(Do this): Would you retype all of these records exactly?

(Entries with figure data)
▼▼▼

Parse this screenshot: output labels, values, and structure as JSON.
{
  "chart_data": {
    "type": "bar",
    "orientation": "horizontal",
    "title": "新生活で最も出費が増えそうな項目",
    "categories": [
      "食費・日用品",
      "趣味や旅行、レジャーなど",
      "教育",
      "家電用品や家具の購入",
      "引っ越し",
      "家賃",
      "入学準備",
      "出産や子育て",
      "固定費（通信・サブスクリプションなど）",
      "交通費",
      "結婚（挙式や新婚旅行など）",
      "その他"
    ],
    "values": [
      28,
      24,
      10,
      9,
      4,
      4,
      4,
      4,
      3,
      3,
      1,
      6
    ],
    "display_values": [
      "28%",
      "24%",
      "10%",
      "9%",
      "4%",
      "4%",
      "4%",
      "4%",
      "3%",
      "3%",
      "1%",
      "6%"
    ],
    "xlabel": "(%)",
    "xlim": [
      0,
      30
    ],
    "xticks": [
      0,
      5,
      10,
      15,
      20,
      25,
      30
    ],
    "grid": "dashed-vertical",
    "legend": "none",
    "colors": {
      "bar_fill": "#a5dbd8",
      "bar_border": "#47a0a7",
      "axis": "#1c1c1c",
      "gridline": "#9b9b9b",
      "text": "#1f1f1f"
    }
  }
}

▲▲▲

(Output of the exercise):
Parse this screenshot: output labels, values, and structure as JSON.
{
  "chart_data": {
    "type": "bar",
    "orientation": "horizontal",
    "title": "新生活で最も出費が増えそうな項目",
    "categories": [
      "食費・日用品",
      "趣味や旅行、レジャーなど",
      "教育",
      "家電用品や家具の購入",
      "引っ越し",
      "家賃",
      "入学準備",
      "出産や子育て",
      "固定費（通信・サブスクリプションなど）",
      "交通費",
      "結婚（挙式や新婚旅行など）",
      "その他"
    ],
    "values": [
      28,
      24,
      10,
      9,
      4,
      4,
      4,
      4,
      3,
      3,
      1,
      6
    ],
    "display_values": [
      "28%",
      "24%",
      "10%",
      "9%",
      "4%",
      "4%",
      "4%",
      "4%",
      "3%",
      "3%",
      "1%",
      "6%"
    ],
    "xlabel": "(%)",
    "xlim": [
      0,
      30
    ],
    "xticks": [
      0,
      5,
      10,
      15,
      20,
      25,
      30
    ],
    "grid": "dashed-vertical",
    "legend": "none",
    "colors": {
      "bar_fill": "#a5dbd8",
      "bar_border": "#47a0a7",
      "axis": "#1c1c1c",
      "gridline": "#9b9b9b",
      "text": "#1f1f1f"
    }
  }
}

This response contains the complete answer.